TASK - Reproduce the material exactly, omitting nothing.

DATA SUPPLIED -
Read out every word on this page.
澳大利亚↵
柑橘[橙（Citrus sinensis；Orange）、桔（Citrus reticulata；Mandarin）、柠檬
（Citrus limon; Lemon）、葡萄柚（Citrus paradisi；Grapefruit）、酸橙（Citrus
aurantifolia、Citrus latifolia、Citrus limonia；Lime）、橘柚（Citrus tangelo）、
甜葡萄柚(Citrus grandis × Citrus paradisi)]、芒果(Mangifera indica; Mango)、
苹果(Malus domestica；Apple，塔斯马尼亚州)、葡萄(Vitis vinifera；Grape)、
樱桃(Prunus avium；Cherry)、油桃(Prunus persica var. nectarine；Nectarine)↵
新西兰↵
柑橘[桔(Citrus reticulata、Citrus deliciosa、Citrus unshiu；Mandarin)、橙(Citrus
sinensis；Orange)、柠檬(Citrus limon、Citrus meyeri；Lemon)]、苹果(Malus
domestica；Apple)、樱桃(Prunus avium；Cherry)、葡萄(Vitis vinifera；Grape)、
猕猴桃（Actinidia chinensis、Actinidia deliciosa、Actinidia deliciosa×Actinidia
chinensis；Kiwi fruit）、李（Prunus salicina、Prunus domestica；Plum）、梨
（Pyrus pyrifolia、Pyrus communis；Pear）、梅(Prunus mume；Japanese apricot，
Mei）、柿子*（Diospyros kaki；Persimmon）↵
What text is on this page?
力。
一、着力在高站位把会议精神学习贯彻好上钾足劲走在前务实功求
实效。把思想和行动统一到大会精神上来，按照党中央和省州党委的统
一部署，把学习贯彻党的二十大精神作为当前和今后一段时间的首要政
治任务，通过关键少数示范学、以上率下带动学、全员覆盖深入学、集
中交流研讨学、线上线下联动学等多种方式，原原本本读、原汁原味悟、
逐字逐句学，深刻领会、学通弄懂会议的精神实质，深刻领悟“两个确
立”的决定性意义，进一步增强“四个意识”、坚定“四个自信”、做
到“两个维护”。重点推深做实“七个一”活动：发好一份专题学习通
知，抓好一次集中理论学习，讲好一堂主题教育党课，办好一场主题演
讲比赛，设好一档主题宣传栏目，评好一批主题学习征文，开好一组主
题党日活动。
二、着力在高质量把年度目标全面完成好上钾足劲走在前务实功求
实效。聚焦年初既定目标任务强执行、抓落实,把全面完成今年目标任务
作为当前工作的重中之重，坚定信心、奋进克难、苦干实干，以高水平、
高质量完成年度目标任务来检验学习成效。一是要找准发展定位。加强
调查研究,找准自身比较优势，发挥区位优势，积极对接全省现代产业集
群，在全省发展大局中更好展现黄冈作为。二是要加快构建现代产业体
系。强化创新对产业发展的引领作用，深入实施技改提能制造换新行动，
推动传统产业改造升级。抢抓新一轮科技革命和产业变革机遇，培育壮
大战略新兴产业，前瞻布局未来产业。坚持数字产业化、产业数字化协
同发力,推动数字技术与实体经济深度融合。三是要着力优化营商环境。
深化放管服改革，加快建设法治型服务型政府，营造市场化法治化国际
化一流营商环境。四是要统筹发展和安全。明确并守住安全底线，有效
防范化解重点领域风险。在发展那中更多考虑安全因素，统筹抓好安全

OUTPUT FOR THIS TASK -
Read out every word on this page.
澳大利亚↵
柑橘[橙（Citrus sinensis；Orange）、桔（Citrus reticulata；Mandarin）、柠檬
（Citrus limon; Lemon）、葡萄柚（Citrus paradisi；Grapefruit）、酸橙（Citrus
aurantifolia、Citrus latifolia、Citrus limonia；Lime）、橘柚（Citrus tangelo）、
甜葡萄柚(Citrus grandis × Citrus paradisi)]、芒果(Mangifera indica; Mango)、
苹果(Malus domestica；Apple，塔斯马尼亚州)、葡萄(Vitis vinifera；Grape)、
樱桃(Prunus avium；Cherry)、油桃(Prunus persica var. nectarine；Nectarine)↵
新西兰↵
柑橘[桔(Citrus reticulata、Citrus deliciosa、Citrus unshiu；Mandarin)、橙(Citrus
sinensis；Orange)、柠檬(Citrus limon、Citrus meyeri；Lemon)]、苹果(Malus
domestica；Apple)、樱桃(Prunus avium；Cherry)、葡萄(Vitis vinifera；Grape)、
猕猴桃（Actinidia chinensis、Actinidia deliciosa、Actinidia deliciosa×Actinidia
chinensis；Kiwi fruit）、李（Prunus salicina、Prunus domestica；Plum）、梨
（Pyrus pyrifolia、Pyrus communis；Pear）、梅(Prunus mume；Japanese apricot，
Mei）、柿子*（Diospyros kaki；Persimmon）↵
What text is on this page?
力。
一、着力在高站位把会议精神学习贯彻好上钾足劲走在前务实功求
实效。把思想和行动统一到大会精神上来，按照党中央和省州党委的统
一部署，把学习贯彻党的二十大精神作为当前和今后一段时间的首要政
治任务，通过关键少数示范学、以上率下带动学、全员覆盖深入学、集
中交流研讨学、线上线下联动学等多种方式，原原本本读、原汁原味悟、
逐字逐句学，深刻领会、学通弄懂会议的精神实质，深刻领悟“两个确
立”的决定性意义，进一步增强“四个意识”、坚定“四个自信”、做
到“两个维护”。重点推深做实“七个一”活动：发好一份专题学习通
知，抓好一次集中理论学习，讲好一堂主题教育党课，办好一场主题演
讲比赛，设好一档主题宣传栏目，评好一批主题学习征文，开好一组主
题党日活动。
二、着力在高质量把年度目标全面完成好上钾足劲走在前务实功求
实效。聚焦年初既定目标任务强执行、抓落实,把全面完成今年目标任务
作为当前工作的重中之重，坚定信心、奋进克难、苦干实干，以高水平、
高质量完成年度目标任务来检验学习成效。一是要找准发展定位。加强
调查研究,找准自身比较优势，发挥区位优势，积极对接全省现代产业集
群，在全省发展大局中更好展现黄冈作为。二是要加快构建现代产业体
系。强化创新对产业发展的引领作用，深入实施技改提能制造换新行动，
推动传统产业改造升级。抢抓新一轮科技革命和产业变革机遇，培育壮
大战略新兴产业，前瞻布局未来产业。坚持数字产业化、产业数字化协
同发力,推动数字技术与实体经济深度融合。三是要着力优化营商环境。
深化放管服改革，加快建设法治型服务型政府，营造市场化法治化国际
化一流营商环境。四是要统筹发展和安全。明确并守住安全底线，有效
防范化解重点领域风险。在发展那中更多考虑安全因素，统筹抓好安全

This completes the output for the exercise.